▶

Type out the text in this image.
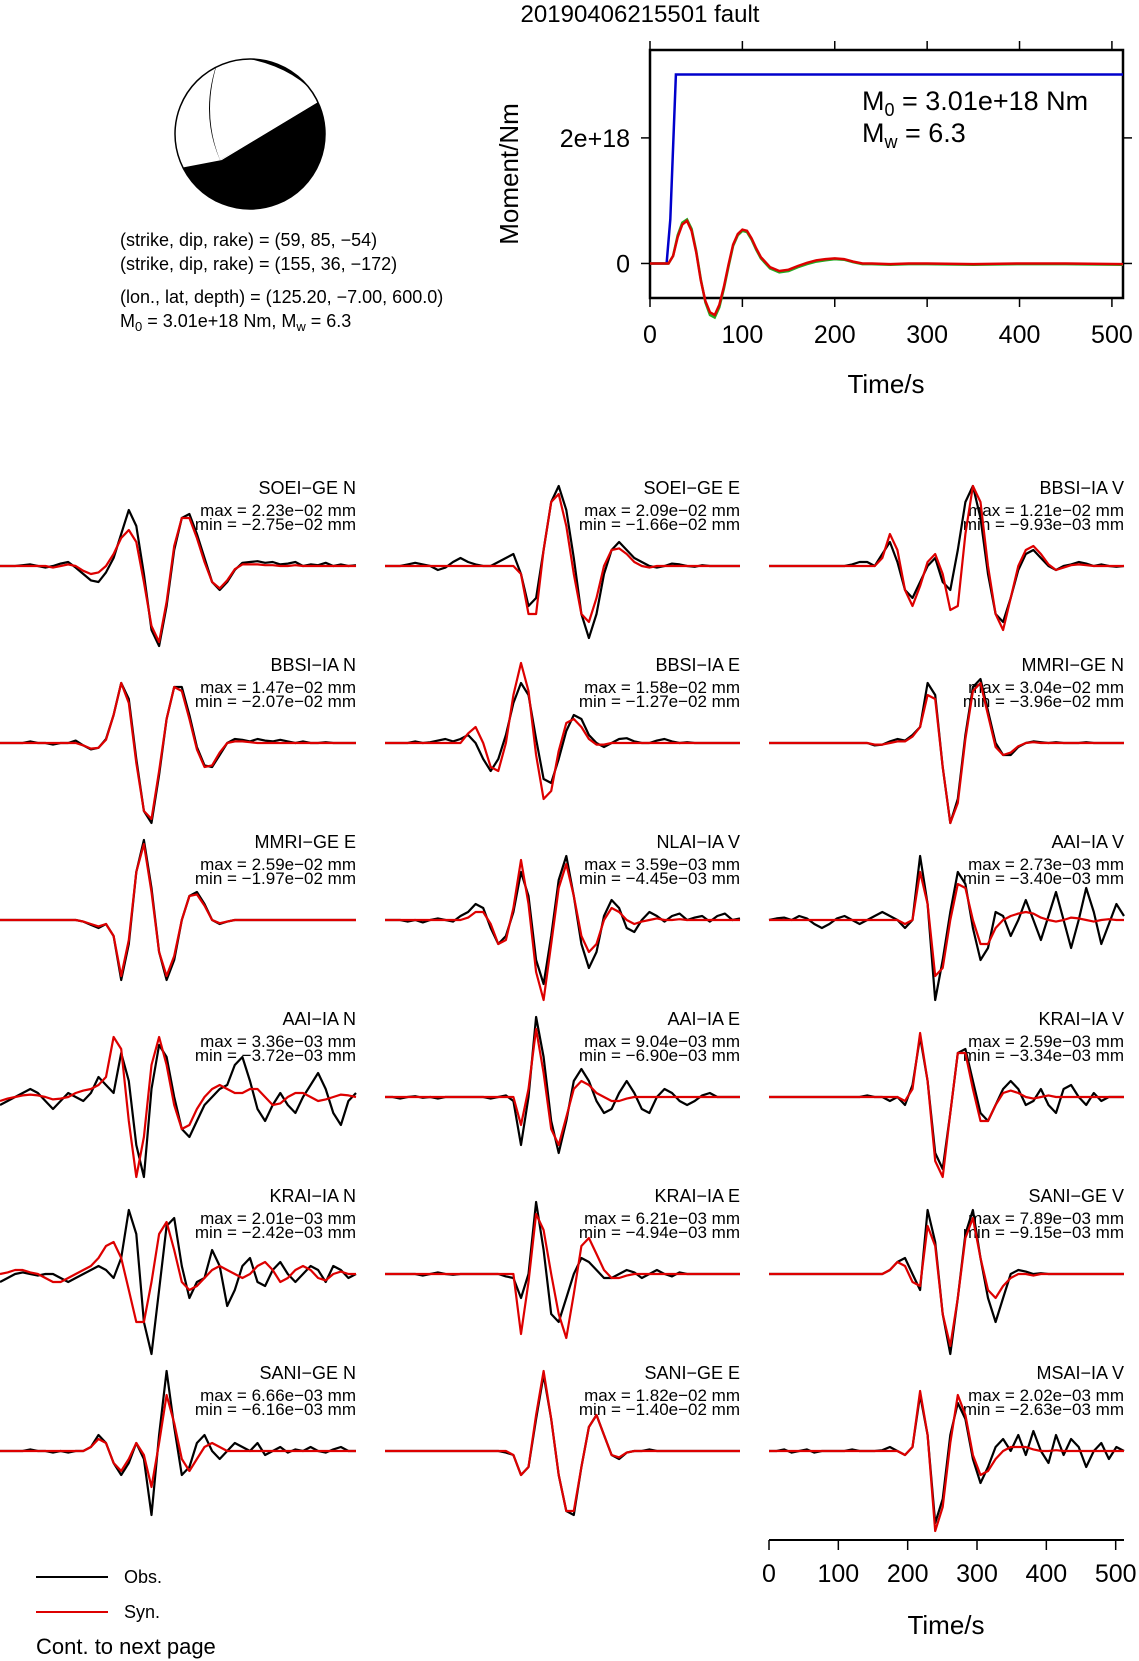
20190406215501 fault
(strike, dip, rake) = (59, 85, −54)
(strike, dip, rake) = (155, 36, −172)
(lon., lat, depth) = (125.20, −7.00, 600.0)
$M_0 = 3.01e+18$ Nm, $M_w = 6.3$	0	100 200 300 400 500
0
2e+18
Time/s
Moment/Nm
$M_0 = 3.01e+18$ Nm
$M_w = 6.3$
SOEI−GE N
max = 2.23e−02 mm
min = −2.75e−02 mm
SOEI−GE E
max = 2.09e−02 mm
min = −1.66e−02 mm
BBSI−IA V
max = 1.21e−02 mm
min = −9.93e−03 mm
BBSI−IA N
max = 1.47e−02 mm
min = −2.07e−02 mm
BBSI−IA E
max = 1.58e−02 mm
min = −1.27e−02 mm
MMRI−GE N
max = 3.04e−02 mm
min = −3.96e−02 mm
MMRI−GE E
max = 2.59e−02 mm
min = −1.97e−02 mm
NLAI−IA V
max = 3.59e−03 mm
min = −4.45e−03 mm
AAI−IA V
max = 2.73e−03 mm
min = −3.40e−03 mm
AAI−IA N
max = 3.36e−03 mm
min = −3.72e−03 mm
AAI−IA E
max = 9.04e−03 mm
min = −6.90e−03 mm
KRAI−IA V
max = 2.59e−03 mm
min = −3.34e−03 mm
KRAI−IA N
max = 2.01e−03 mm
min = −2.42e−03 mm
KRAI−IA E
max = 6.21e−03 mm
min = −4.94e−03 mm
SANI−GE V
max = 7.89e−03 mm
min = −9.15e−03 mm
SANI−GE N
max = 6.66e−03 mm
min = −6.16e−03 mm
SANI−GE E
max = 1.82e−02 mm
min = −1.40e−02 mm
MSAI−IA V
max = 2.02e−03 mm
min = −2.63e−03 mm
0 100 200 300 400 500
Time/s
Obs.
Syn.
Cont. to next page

◀
▶

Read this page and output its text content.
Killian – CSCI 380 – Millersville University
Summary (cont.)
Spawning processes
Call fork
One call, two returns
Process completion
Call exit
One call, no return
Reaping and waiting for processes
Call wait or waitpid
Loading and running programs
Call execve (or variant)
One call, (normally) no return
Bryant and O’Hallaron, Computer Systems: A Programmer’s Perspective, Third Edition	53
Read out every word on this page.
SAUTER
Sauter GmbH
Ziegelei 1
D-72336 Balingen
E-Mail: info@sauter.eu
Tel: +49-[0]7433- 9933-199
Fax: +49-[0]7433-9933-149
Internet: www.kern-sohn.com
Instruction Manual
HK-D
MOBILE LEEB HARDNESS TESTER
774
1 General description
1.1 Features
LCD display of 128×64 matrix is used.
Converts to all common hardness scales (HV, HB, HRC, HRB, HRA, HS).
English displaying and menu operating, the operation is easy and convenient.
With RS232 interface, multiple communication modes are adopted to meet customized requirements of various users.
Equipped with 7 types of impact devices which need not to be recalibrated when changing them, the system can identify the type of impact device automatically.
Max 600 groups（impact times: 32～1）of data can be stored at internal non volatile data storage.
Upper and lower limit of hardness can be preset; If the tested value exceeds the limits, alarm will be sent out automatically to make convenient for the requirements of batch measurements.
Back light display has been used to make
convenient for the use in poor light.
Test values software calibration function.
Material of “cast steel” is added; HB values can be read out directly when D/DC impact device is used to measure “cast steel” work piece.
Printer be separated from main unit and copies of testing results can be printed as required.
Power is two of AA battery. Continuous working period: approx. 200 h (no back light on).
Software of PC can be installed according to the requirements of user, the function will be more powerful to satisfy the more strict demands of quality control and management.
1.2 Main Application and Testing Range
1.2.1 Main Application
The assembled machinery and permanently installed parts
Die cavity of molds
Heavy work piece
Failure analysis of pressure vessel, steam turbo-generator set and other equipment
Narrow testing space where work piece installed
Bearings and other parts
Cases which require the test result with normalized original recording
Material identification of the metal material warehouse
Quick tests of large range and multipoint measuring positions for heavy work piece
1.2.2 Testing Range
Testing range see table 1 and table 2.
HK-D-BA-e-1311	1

◀

◆ Short exercise: Go through the records and copy each line with "text" in it.

◆ Written solution:
Type out the text in this image.
Read this page and output its text content.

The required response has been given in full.